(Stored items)
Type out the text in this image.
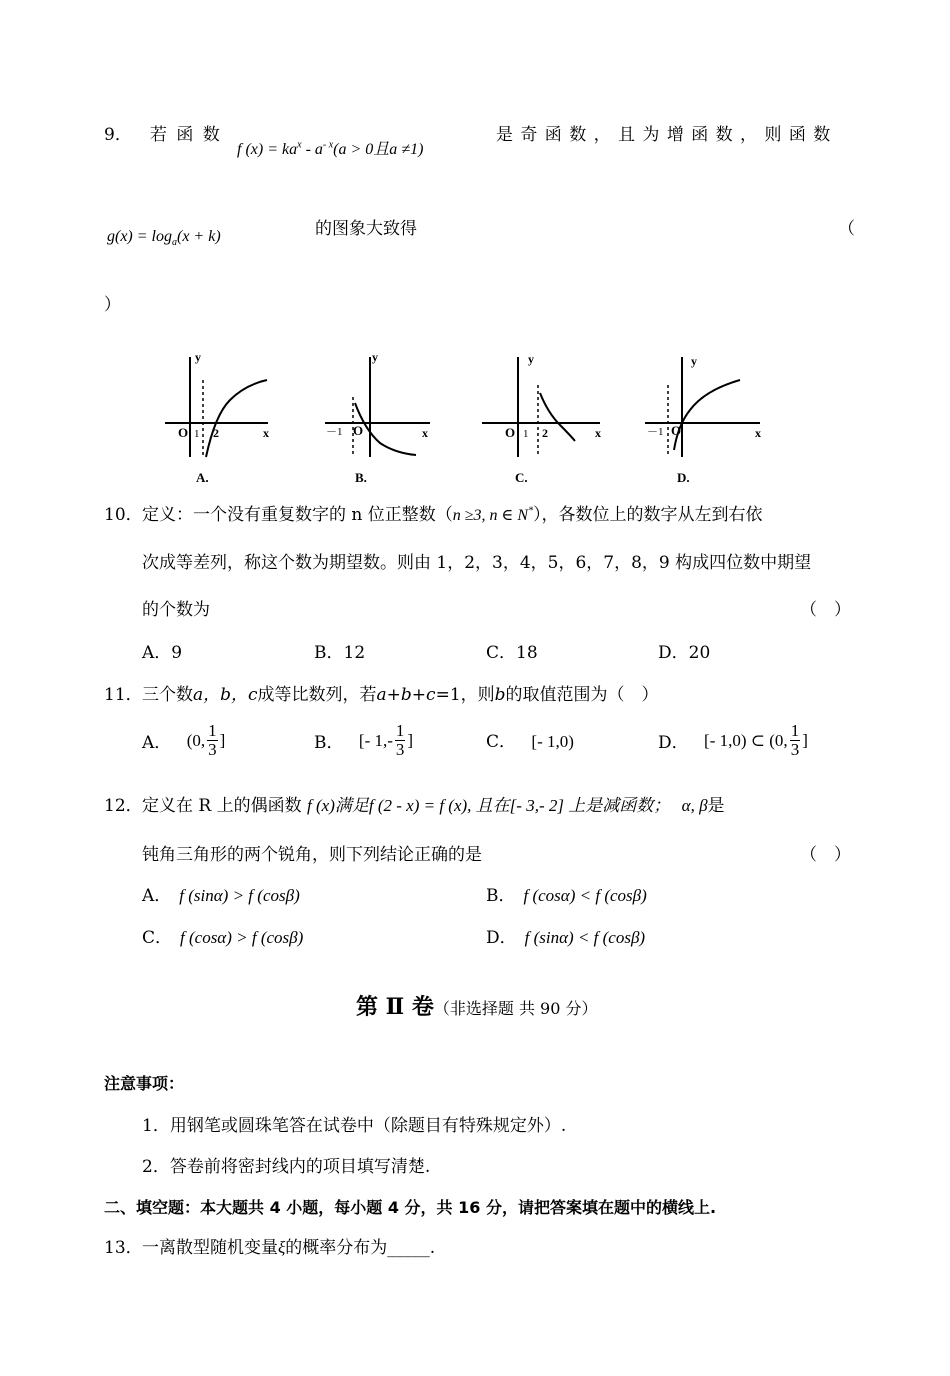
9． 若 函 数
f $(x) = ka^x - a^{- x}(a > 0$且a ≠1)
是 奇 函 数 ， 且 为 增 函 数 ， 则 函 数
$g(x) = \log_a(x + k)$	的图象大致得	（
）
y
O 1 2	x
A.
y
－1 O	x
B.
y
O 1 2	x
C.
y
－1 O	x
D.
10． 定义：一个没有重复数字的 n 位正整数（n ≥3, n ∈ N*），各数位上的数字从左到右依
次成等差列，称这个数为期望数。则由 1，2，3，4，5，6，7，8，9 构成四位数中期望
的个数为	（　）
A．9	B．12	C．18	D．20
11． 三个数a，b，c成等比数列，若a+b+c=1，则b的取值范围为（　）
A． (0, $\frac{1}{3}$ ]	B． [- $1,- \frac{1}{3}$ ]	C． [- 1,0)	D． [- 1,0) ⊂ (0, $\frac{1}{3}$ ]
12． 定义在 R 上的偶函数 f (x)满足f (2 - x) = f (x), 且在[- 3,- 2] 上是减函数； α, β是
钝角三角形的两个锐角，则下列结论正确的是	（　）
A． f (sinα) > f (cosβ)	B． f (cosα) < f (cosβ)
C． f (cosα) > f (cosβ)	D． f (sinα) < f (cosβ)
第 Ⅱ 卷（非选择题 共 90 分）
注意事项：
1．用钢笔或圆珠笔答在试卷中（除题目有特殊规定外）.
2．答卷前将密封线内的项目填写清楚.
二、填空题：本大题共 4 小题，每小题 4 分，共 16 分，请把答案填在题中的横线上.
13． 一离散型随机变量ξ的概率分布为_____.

* [WHAT THE EXERCISE ASKS]: Retype each line of the listing above word for word. Exclude the pictures.

* [THE ANSWER]:
Type out the text in this image.
9． 若 函 数
f $(x) = ka^x - a^{- x}(a > 0$且a ≠1)
是 奇 函 数 ， 且 为 增 函 数 ， 则 函 数
$g(x) = \log_a(x + k)$	的图象大致得	（
）
y
O 1 2	x
A.
y
－1 O	x
B.
y
O 1 2	x
C.
y
－1 O	x
D.
10． 定义：一个没有重复数字的 n 位正整数（n ≥3, n ∈ N*），各数位上的数字从左到右依
次成等差列，称这个数为期望数。则由 1，2，3，4，5，6，7，8，9 构成四位数中期望
的个数为	（　）
A．9	B．12	C．18	D．20
11． 三个数a，b，c成等比数列，若a+b+c=1，则b的取值范围为（　）
A． (0, $\frac{1}{3}$ ]	B． [- $1,- \frac{1}{3}$ ]	C． [- 1,0)	D． [- 1,0) ⊂ (0, $\frac{1}{3}$ ]
12． 定义在 R 上的偶函数 f (x)满足f (2 - x) = f (x), 且在[- 3,- 2] 上是减函数； α, β是
钝角三角形的两个锐角，则下列结论正确的是	（　）
A． f (sinα) > f (cosβ)	B． f (cosα) < f (cosβ)
C． f (cosα) > f (cosβ)	D． f (sinα) < f (cosβ)
第 Ⅱ 卷（非选择题 共 90 分）
注意事项：
1．用钢笔或圆珠笔答在试卷中（除题目有特殊规定外）.
2．答卷前将密封线内的项目填写清楚.
二、填空题：本大题共 4 小题，每小题 4 分，共 16 分，请把答案填在题中的横线上.
13． 一离散型随机变量ξ的概率分布为_____.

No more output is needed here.